##### EXTRACTED INFORMATION #####

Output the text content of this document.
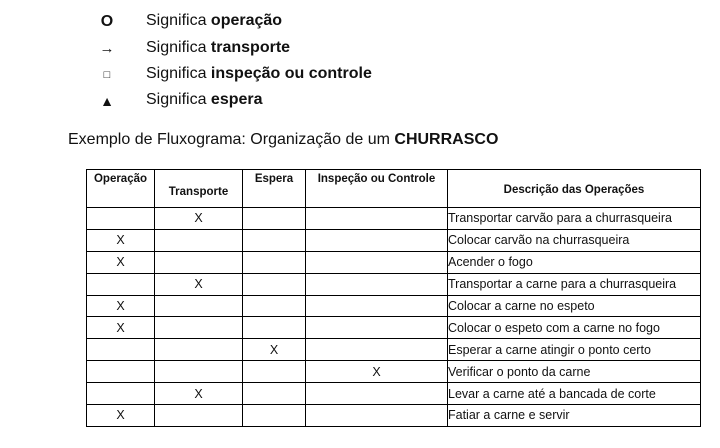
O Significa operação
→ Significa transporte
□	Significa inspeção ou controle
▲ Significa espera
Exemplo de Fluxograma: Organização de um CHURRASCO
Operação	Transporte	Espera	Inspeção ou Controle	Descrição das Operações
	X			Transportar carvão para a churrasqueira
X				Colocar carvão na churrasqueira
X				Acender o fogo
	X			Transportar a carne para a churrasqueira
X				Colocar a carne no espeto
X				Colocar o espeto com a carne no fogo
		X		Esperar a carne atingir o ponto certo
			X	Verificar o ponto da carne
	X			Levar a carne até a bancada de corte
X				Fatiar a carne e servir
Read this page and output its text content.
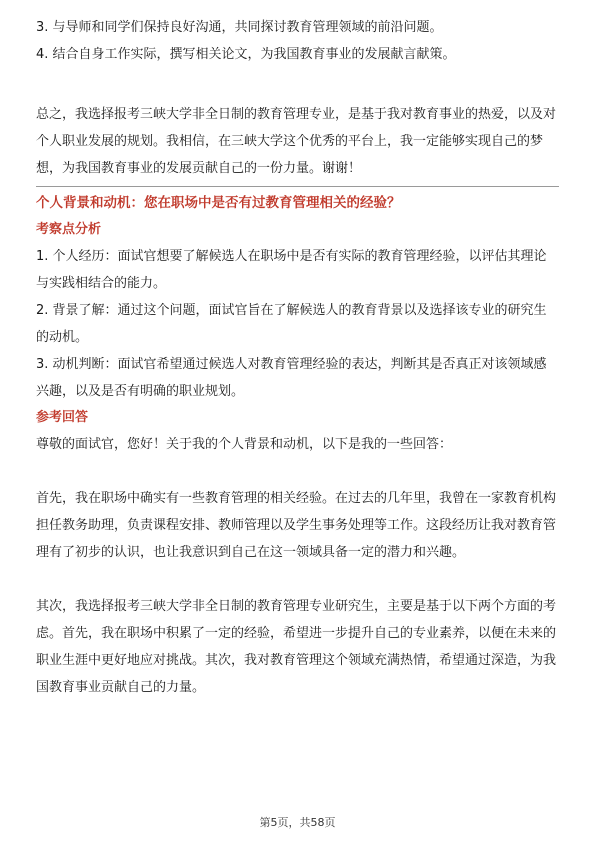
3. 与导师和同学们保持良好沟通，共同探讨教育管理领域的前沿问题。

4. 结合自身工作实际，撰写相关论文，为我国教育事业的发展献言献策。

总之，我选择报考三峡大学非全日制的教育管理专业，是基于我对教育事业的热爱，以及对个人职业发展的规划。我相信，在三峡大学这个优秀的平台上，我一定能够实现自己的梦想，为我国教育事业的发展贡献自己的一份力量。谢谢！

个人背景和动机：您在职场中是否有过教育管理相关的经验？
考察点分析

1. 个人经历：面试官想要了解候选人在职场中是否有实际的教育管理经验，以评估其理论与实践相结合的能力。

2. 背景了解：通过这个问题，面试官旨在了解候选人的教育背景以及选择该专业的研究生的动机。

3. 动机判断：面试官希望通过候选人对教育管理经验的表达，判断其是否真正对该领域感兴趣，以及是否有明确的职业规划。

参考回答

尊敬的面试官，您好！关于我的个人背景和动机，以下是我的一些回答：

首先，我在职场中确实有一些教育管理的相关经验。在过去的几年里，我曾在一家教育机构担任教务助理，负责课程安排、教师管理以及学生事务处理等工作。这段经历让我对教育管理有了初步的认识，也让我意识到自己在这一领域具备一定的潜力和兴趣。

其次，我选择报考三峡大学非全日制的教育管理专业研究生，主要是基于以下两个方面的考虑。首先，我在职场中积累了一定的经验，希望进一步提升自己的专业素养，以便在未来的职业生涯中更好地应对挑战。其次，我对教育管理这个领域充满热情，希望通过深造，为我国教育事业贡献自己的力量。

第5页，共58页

#####

* **DIRECTIONS**: Output a faithful copy of the data, with each picture left out.

* **ANSWER FOR THIS EXERCISE**:
Output the text content of this document.
O Significa operação
→ Significa transporte
□	Significa inspeção ou controle
▲ Significa espera
Exemplo de Fluxograma: Organização de um CHURRASCO
Operação	Transporte	Espera	Inspeção ou Controle	Descrição das Operações
	X			Transportar carvão para a churrasqueira
X				Colocar carvão na churrasqueira
X				Acender o fogo
	X			Transportar a carne para a churrasqueira
X				Colocar a carne no espeto
X				Colocar o espeto com a carne no fogo
		X		Esperar a carne atingir o ponto certo
			X	Verificar o ponto da carne
	X			Levar a carne até a bancada de corte
X				Fatiar a carne e servir
Read this page and output its text content.
3. 与导师和同学们保持良好沟通，共同探讨教育管理领域的前沿问题。

4. 结合自身工作实际，撰写相关论文，为我国教育事业的发展献言献策。

总之，我选择报考三峡大学非全日制的教育管理专业，是基于我对教育事业的热爱，以及对个人职业发展的规划。我相信，在三峡大学这个优秀的平台上，我一定能够实现自己的梦想，为我国教育事业的发展贡献自己的一份力量。谢谢！

个人背景和动机：您在职场中是否有过教育管理相关的经验？
考察点分析

1. 个人经历：面试官想要了解候选人在职场中是否有实际的教育管理经验，以评估其理论与实践相结合的能力。

2. 背景了解：通过这个问题，面试官旨在了解候选人的教育背景以及选择该专业的研究生的动机。

3. 动机判断：面试官希望通过候选人对教育管理经验的表达，判断其是否真正对该领域感兴趣，以及是否有明确的职业规划。

参考回答

尊敬的面试官，您好！关于我的个人背景和动机，以下是我的一些回答：

首先，我在职场中确实有一些教育管理的相关经验。在过去的几年里，我曾在一家教育机构担任教务助理，负责课程安排、教师管理以及学生事务处理等工作。这段经历让我对教育管理有了初步的认识，也让我意识到自己在这一领域具备一定的潜力和兴趣。

其次，我选择报考三峡大学非全日制的教育管理专业研究生，主要是基于以下两个方面的考虑。首先，我在职场中积累了一定的经验，希望进一步提升自己的专业素养，以便在未来的职业生涯中更好地应对挑战。其次，我对教育管理这个领域充满热情，希望通过深造，为我国教育事业贡献自己的力量。

第5页，共58页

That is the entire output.